---------- MATERIAL SUPPLIED ----------
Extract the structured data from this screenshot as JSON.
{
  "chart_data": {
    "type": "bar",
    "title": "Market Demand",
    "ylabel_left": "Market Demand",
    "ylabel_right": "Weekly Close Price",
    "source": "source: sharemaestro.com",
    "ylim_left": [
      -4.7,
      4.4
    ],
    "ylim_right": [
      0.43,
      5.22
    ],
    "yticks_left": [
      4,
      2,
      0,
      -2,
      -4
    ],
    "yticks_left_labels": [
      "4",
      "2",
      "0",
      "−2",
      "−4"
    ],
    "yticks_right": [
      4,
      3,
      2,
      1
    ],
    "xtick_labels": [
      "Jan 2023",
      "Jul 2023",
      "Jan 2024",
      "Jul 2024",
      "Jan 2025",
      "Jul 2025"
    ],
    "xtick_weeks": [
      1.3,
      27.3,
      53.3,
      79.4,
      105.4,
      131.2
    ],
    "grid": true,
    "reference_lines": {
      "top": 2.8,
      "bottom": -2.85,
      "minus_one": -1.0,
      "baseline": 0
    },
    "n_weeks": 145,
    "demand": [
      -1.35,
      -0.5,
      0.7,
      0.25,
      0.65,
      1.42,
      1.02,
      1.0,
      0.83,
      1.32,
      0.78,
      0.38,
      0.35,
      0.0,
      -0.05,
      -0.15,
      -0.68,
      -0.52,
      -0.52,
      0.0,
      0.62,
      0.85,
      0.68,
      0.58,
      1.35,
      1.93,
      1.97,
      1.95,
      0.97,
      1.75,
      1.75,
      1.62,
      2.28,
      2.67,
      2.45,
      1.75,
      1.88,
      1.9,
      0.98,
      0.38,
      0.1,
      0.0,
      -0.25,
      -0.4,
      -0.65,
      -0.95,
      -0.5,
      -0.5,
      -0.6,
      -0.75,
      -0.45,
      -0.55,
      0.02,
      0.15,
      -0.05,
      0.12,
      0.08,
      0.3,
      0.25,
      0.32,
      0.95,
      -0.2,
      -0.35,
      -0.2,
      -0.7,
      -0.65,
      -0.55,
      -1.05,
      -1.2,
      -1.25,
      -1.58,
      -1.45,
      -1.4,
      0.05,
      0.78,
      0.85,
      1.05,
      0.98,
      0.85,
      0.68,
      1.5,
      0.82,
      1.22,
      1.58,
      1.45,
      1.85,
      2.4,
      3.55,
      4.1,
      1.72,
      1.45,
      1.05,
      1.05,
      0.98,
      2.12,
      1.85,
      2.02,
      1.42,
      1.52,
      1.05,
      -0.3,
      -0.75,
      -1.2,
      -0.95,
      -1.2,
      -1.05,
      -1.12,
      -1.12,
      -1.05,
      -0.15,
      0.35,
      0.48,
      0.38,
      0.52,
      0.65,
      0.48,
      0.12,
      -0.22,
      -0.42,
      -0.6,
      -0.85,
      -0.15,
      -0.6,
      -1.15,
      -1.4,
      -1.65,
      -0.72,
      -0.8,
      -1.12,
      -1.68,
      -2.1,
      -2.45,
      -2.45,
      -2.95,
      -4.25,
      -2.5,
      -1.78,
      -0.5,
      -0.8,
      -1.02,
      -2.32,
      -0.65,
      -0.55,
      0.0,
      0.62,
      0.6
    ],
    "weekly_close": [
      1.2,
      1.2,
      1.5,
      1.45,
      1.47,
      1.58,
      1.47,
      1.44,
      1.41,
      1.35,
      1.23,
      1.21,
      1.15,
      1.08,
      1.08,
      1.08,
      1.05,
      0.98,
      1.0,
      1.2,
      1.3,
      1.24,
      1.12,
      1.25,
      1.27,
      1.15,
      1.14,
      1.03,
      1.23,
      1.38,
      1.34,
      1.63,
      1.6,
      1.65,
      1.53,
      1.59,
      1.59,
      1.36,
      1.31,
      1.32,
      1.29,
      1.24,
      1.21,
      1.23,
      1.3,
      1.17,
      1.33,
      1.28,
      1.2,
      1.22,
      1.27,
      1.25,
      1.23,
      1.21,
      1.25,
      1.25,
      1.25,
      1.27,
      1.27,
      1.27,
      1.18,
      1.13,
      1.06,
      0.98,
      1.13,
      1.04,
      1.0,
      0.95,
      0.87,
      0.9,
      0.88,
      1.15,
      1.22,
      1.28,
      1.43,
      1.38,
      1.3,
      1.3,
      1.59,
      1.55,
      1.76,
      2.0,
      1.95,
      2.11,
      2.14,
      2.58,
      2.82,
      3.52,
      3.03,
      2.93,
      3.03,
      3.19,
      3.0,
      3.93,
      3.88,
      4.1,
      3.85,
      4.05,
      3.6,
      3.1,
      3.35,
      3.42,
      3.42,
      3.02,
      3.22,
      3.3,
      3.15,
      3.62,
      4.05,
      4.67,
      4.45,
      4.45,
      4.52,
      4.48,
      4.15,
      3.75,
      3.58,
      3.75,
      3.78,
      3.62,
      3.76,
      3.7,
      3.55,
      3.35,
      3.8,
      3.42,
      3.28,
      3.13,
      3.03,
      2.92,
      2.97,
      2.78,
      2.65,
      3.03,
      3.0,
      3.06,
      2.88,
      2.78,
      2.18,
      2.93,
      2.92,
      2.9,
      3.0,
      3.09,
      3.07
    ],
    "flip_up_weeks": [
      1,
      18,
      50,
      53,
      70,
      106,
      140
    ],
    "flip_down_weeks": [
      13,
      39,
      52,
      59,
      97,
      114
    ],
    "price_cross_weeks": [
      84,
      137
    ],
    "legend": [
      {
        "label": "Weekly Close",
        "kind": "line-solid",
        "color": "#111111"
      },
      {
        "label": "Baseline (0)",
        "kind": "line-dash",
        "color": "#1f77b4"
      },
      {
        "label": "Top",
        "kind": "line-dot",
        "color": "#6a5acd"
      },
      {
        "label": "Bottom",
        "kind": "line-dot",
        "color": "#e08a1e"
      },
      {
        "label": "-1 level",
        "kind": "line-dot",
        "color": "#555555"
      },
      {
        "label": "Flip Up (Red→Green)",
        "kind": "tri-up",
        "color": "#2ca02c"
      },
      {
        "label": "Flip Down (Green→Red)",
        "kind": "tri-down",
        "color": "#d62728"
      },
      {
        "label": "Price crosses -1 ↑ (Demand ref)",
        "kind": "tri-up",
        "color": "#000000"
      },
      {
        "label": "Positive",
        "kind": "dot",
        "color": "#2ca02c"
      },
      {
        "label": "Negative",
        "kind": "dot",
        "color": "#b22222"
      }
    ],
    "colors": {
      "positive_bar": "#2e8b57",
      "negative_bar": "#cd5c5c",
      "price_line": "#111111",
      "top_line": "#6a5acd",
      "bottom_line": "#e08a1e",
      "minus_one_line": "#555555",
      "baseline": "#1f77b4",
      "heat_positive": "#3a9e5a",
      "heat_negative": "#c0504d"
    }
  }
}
----------
### [REQUIRED TASK]
Please set down each line of the records exactly as given.

### [COMPLETED TASK]
Extract the structured data from this screenshot as JSON.
{
  "chart_data": {
    "type": "bar",
    "title": "Market Demand",
    "ylabel_left": "Market Demand",
    "ylabel_right": "Weekly Close Price",
    "source": "source: sharemaestro.com",
    "ylim_left": [
      -4.7,
      4.4
    ],
    "ylim_right": [
      0.43,
      5.22
    ],
    "yticks_left": [
      4,
      2,
      0,
      -2,
      -4
    ],
    "yticks_left_labels": [
      "4",
      "2",
      "0",
      "−2",
      "−4"
    ],
    "yticks_right": [
      4,
      3,
      2,
      1
    ],
    "xtick_labels": [
      "Jan 2023",
      "Jul 2023",
      "Jan 2024",
      "Jul 2024",
      "Jan 2025",
      "Jul 2025"
    ],
    "xtick_weeks": [
      1.3,
      27.3,
      53.3,
      79.4,
      105.4,
      131.2
    ],
    "grid": true,
    "reference_lines": {
      "top": 2.8,
      "bottom": -2.85,
      "minus_one": -1.0,
      "baseline": 0
    },
    "n_weeks": 145,
    "demand": [
      -1.35,
      -0.5,
      0.7,
      0.25,
      0.65,
      1.42,
      1.02,
      1.0,
      0.83,
      1.32,
      0.78,
      0.38,
      0.35,
      0.0,
      -0.05,
      -0.15,
      -0.68,
      -0.52,
      -0.52,
      0.0,
      0.62,
      0.85,
      0.68,
      0.58,
      1.35,
      1.93,
      1.97,
      1.95,
      0.97,
      1.75,
      1.75,
      1.62,
      2.28,
      2.67,
      2.45,
      1.75,
      1.88,
      1.9,
      0.98,
      0.38,
      0.1,
      0.0,
      -0.25,
      -0.4,
      -0.65,
      -0.95,
      -0.5,
      -0.5,
      -0.6,
      -0.75,
      -0.45,
      -0.55,
      0.02,
      0.15,
      -0.05,
      0.12,
      0.08,
      0.3,
      0.25,
      0.32,
      0.95,
      -0.2,
      -0.35,
      -0.2,
      -0.7,
      -0.65,
      -0.55,
      -1.05,
      -1.2,
      -1.25,
      -1.58,
      -1.45,
      -1.4,
      0.05,
      0.78,
      0.85,
      1.05,
      0.98,
      0.85,
      0.68,
      1.5,
      0.82,
      1.22,
      1.58,
      1.45,
      1.85,
      2.4,
      3.55,
      4.1,
      1.72,
      1.45,
      1.05,
      1.05,
      0.98,
      2.12,
      1.85,
      2.02,
      1.42,
      1.52,
      1.05,
      -0.3,
      -0.75,
      -1.2,
      -0.95,
      -1.2,
      -1.05,
      -1.12,
      -1.12,
      -1.05,
      -0.15,
      0.35,
      0.48,
      0.38,
      0.52,
      0.65,
      0.48,
      0.12,
      -0.22,
      -0.42,
      -0.6,
      -0.85,
      -0.15,
      -0.6,
      -1.15,
      -1.4,
      -1.65,
      -0.72,
      -0.8,
      -1.12,
      -1.68,
      -2.1,
      -2.45,
      -2.45,
      -2.95,
      -4.25,
      -2.5,
      -1.78,
      -0.5,
      -0.8,
      -1.02,
      -2.32,
      -0.65,
      -0.55,
      0.0,
      0.62,
      0.6
    ],
    "weekly_close": [
      1.2,
      1.2,
      1.5,
      1.45,
      1.47,
      1.58,
      1.47,
      1.44,
      1.41,
      1.35,
      1.23,
      1.21,
      1.15,
      1.08,
      1.08,
      1.08,
      1.05,
      0.98,
      1.0,
      1.2,
      1.3,
      1.24,
      1.12,
      1.25,
      1.27,
      1.15,
      1.14,
      1.03,
      1.23,
      1.38,
      1.34,
      1.63,
      1.6,
      1.65,
      1.53,
      1.59,
      1.59,
      1.36,
      1.31,
      1.32,
      1.29,
      1.24,
      1.21,
      1.23,
      1.3,
      1.17,
      1.33,
      1.28,
      1.2,
      1.22,
      1.27,
      1.25,
      1.23,
      1.21,
      1.25,
      1.25,
      1.25,
      1.27,
      1.27,
      1.27,
      1.18,
      1.13,
      1.06,
      0.98,
      1.13,
      1.04,
      1.0,
      0.95,
      0.87,
      0.9,
      0.88,
      1.15,
      1.22,
      1.28,
      1.43,
      1.38,
      1.3,
      1.3,
      1.59,
      1.55,
      1.76,
      2.0,
      1.95,
      2.11,
      2.14,
      2.58,
      2.82,
      3.52,
      3.03,
      2.93,
      3.03,
      3.19,
      3.0,
      3.93,
      3.88,
      4.1,
      3.85,
      4.05,
      3.6,
      3.1,
      3.35,
      3.42,
      3.42,
      3.02,
      3.22,
      3.3,
      3.15,
      3.62,
      4.05,
      4.67,
      4.45,
      4.45,
      4.52,
      4.48,
      4.15,
      3.75,
      3.58,
      3.75,
      3.78,
      3.62,
      3.76,
      3.7,
      3.55,
      3.35,
      3.8,
      3.42,
      3.28,
      3.13,
      3.03,
      2.92,
      2.97,
      2.78,
      2.65,
      3.03,
      3.0,
      3.06,
      2.88,
      2.78,
      2.18,
      2.93,
      2.92,
      2.9,
      3.0,
      3.09,
      3.07
    ],
    "flip_up_weeks": [
      1,
      18,
      50,
      53,
      70,
      106,
      140
    ],
    "flip_down_weeks": [
      13,
      39,
      52,
      59,
      97,
      114
    ],
    "price_cross_weeks": [
      84,
      137
    ],
    "legend": [
      {
        "label": "Weekly Close",
        "kind": "line-solid",
        "color": "#111111"
      },
      {
        "label": "Baseline (0)",
        "kind": "line-dash",
        "color": "#1f77b4"
      },
      {
        "label": "Top",
        "kind": "line-dot",
        "color": "#6a5acd"
      },
      {
        "label": "Bottom",
        "kind": "line-dot",
        "color": "#e08a1e"
      },
      {
        "label": "-1 level",
        "kind": "line-dot",
        "color": "#555555"
      },
      {
        "label": "Flip Up (Red→Green)",
        "kind": "tri-up",
        "color": "#2ca02c"
      },
      {
        "label": "Flip Down (Green→Red)",
        "kind": "tri-down",
        "color": "#d62728"
      },
      {
        "label": "Price crosses -1 ↑ (Demand ref)",
        "kind": "tri-up",
        "color": "#000000"
      },
      {
        "label": "Positive",
        "kind": "dot",
        "color": "#2ca02c"
      },
      {
        "label": "Negative",
        "kind": "dot",
        "color": "#b22222"
      }
    ],
    "colors": {
      "positive_bar": "#2e8b57",
      "negative_bar": "#cd5c5c",
      "price_line": "#111111",
      "top_line": "#6a5acd",
      "bottom_line": "#e08a1e",
      "minus_one_line": "#555555",
      "baseline": "#1f77b4",
      "heat_positive": "#3a9e5a",
      "heat_negative": "#c0504d"
    }
  }
}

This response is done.